> [PROBLEM STATEMENT]: Omit the images. Copy each entry word for word.

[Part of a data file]
+ + + + + + +
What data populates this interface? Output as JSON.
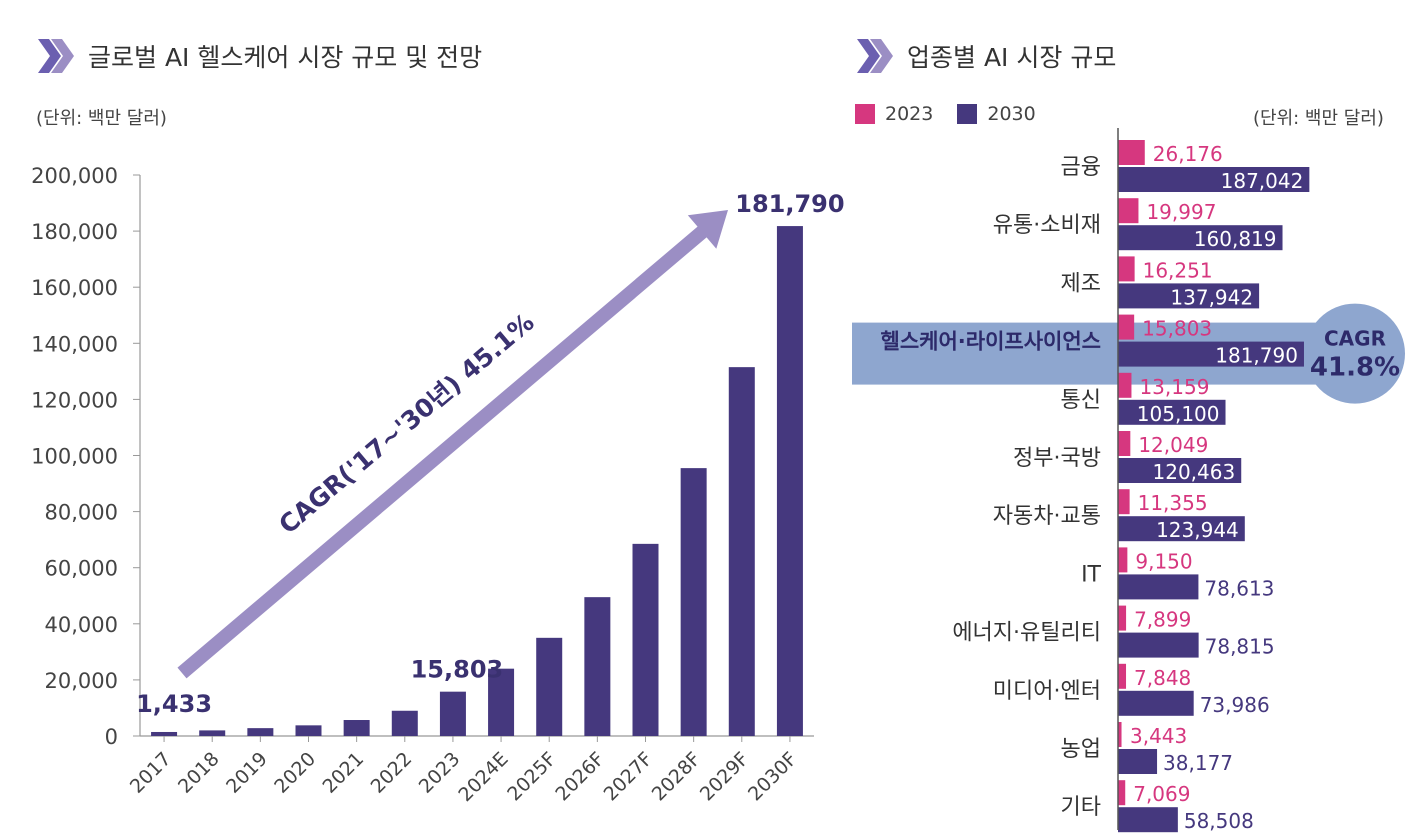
{
  "left_panel": {
    "title": "글로벌 AI 헬스케어 시장 규모 및 전망",
    "unit": "(단위: 백만 달러)",
    "arrow_label": "CAGR('17~'30년) 45.1%"
  },
  "right_panel": {
    "title": "업종별 AI 시장 규모",
    "unit": "(단위: 백만 달러)",
    "cagr_label": "CAGR",
    "cagr_value": "41.8%"
  },
  "colors": {
    "bar_2030": "#45387e",
    "bar_2023": "#d6377f",
    "arrow": "#9b8ec4",
    "highlight": "#8ea6cf",
    "highlight_text": "#2d2a6a",
    "axis": "#999999"
  },
  "chart_data": [
    {
      "type": "bar",
      "title": "글로벌 AI 헬스케어 시장 규모 및 전망",
      "categories": [
        "2017",
        "2018",
        "2019",
        "2020",
        "2021",
        "2022",
        "2023",
        "2024E",
        "2025F",
        "2026F",
        "2027F",
        "2028F",
        "2029F",
        "2030F"
      ],
      "values": [
        1433,
        2000,
        2800,
        3800,
        5700,
        9000,
        15803,
        24000,
        35000,
        49500,
        68500,
        95500,
        131500,
        181790
      ],
      "data_labels": [
        {
          "category": "2017",
          "text": "1,433"
        },
        {
          "category": "2023",
          "text": "15,803"
        },
        {
          "category": "2030F",
          "text": "181,790"
        }
      ],
      "yticks": [
        "0",
        "20,000",
        "40,000",
        "60,000",
        "80,000",
        "100,000",
        "120,000",
        "140,000",
        "160,000",
        "180,000",
        "200,000"
      ],
      "ylim": [
        0,
        200000
      ],
      "grid": false
    },
    {
      "type": "bar",
      "orientation": "horizontal",
      "title": "업종별 AI 시장 규모",
      "categories": [
        "금융",
        "유통·소비재",
        "제조",
        "헬스케어·라이프사이언스",
        "통신",
        "정부·국방",
        "자동차·교통",
        "IT",
        "에너지·유틸리티",
        "미디어·엔터",
        "농업",
        "기타"
      ],
      "highlight_category": "헬스케어·라이프사이언스",
      "series": [
        {
          "name": "2023",
          "values": [
            26176,
            19997,
            16251,
            15803,
            13159,
            12049,
            11355,
            9150,
            7899,
            7848,
            3443,
            7069
          ],
          "labels": [
            "26,176",
            "19,997",
            "16,251",
            "15,803",
            "13,159",
            "12,049",
            "11,355",
            "9,150",
            "7,899",
            "7,848",
            "3,443",
            "7,069"
          ]
        },
        {
          "name": "2030",
          "values": [
            187042,
            160819,
            137942,
            181790,
            105100,
            120463,
            123944,
            78613,
            78815,
            73986,
            38177,
            58508
          ],
          "labels": [
            "187,042",
            "160,819",
            "137,942",
            "181,790",
            "105,100",
            "120,463",
            "123,944",
            "78,613",
            "78,815",
            "73,986",
            "38,177",
            "58,508"
          ]
        }
      ],
      "legend": "top-left"
    }
  ]
}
+ + + + + + +
> [TASK ANSWER]:
What data populates this interface? Output as JSON.
{
  "left_panel": {
    "title": "글로벌 AI 헬스케어 시장 규모 및 전망",
    "unit": "(단위: 백만 달러)",
    "arrow_label": "CAGR('17~'30년) 45.1%"
  },
  "right_panel": {
    "title": "업종별 AI 시장 규모",
    "unit": "(단위: 백만 달러)",
    "cagr_label": "CAGR",
    "cagr_value": "41.8%"
  },
  "colors": {
    "bar_2030": "#45387e",
    "bar_2023": "#d6377f",
    "arrow": "#9b8ec4",
    "highlight": "#8ea6cf",
    "highlight_text": "#2d2a6a",
    "axis": "#999999"
  },
  "chart_data": [
    {
      "type": "bar",
      "title": "글로벌 AI 헬스케어 시장 규모 및 전망",
      "categories": [
        "2017",
        "2018",
        "2019",
        "2020",
        "2021",
        "2022",
        "2023",
        "2024E",
        "2025F",
        "2026F",
        "2027F",
        "2028F",
        "2029F",
        "2030F"
      ],
      "values": [
        1433,
        2000,
        2800,
        3800,
        5700,
        9000,
        15803,
        24000,
        35000,
        49500,
        68500,
        95500,
        131500,
        181790
      ],
      "data_labels": [
        {
          "category": "2017",
          "text": "1,433"
        },
        {
          "category": "2023",
          "text": "15,803"
        },
        {
          "category": "2030F",
          "text": "181,790"
        }
      ],
      "yticks": [
        "0",
        "20,000",
        "40,000",
        "60,000",
        "80,000",
        "100,000",
        "120,000",
        "140,000",
        "160,000",
        "180,000",
        "200,000"
      ],
      "ylim": [
        0,
        200000
      ],
      "grid": false
    },
    {
      "type": "bar",
      "orientation": "horizontal",
      "title": "업종별 AI 시장 규모",
      "categories": [
        "금융",
        "유통·소비재",
        "제조",
        "헬스케어·라이프사이언스",
        "통신",
        "정부·국방",
        "자동차·교통",
        "IT",
        "에너지·유틸리티",
        "미디어·엔터",
        "농업",
        "기타"
      ],
      "highlight_category": "헬스케어·라이프사이언스",
      "series": [
        {
          "name": "2023",
          "values": [
            26176,
            19997,
            16251,
            15803,
            13159,
            12049,
            11355,
            9150,
            7899,
            7848,
            3443,
            7069
          ],
          "labels": [
            "26,176",
            "19,997",
            "16,251",
            "15,803",
            "13,159",
            "12,049",
            "11,355",
            "9,150",
            "7,899",
            "7,848",
            "3,443",
            "7,069"
          ]
        },
        {
          "name": "2030",
          "values": [
            187042,
            160819,
            137942,
            181790,
            105100,
            120463,
            123944,
            78613,
            78815,
            73986,
            38177,
            58508
          ],
          "labels": [
            "187,042",
            "160,819",
            "137,942",
            "181,790",
            "105,100",
            "120,463",
            "123,944",
            "78,613",
            "78,815",
            "73,986",
            "38,177",
            "58,508"
          ]
        }
      ],
      "legend": "top-left"
    }
  ]
}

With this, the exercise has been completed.